__DATASET ROWS__.
===

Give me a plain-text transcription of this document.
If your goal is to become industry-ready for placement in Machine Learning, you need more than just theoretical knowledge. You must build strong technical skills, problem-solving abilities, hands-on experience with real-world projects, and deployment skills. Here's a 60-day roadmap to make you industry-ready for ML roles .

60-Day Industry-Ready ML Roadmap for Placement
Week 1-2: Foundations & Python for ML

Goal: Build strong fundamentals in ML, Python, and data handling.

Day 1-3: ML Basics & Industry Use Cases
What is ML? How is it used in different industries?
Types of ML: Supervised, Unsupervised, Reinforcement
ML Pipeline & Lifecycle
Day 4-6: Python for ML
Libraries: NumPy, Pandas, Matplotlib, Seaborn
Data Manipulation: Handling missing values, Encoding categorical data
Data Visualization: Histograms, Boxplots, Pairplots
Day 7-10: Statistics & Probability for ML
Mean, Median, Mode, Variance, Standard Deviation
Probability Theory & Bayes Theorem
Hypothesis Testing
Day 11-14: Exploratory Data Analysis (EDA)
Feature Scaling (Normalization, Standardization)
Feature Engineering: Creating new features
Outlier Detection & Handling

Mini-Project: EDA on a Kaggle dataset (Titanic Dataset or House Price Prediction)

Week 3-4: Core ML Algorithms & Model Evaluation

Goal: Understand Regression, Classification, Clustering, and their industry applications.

===

__GOAL__.
Output the entries exactly.

__TASK RESPONSE__.
Give me a plain-text transcription of this document.
If your goal is to become industry-ready for placement in Machine Learning, you need more than just theoretical knowledge. You must build strong technical skills, problem-solving abilities, hands-on experience with real-world projects, and deployment skills. Here's a 60-day roadmap to make you industry-ready for ML roles .

60-Day Industry-Ready ML Roadmap for Placement
Week 1-2: Foundations & Python for ML

Goal: Build strong fundamentals in ML, Python, and data handling.

Day 1-3: ML Basics & Industry Use Cases
What is ML? How is it used in different industries?
Types of ML: Supervised, Unsupervised, Reinforcement
ML Pipeline & Lifecycle
Day 4-6: Python for ML
Libraries: NumPy, Pandas, Matplotlib, Seaborn
Data Manipulation: Handling missing values, Encoding categorical data
Data Visualization: Histograms, Boxplots, Pairplots
Day 7-10: Statistics & Probability for ML
Mean, Median, Mode, Variance, Standard Deviation
Probability Theory & Bayes Theorem
Hypothesis Testing
Day 11-14: Exploratory Data Analysis (EDA)
Feature Scaling (Normalization, Standardization)
Feature Engineering: Creating new features
Outlier Detection & Handling

Mini-Project: EDA on a Kaggle dataset (Titanic Dataset or House Price Prediction)

Week 3-4: Core ML Algorithms & Model Evaluation

Goal: Understand Regression, Classification, Clustering, and their industry applications.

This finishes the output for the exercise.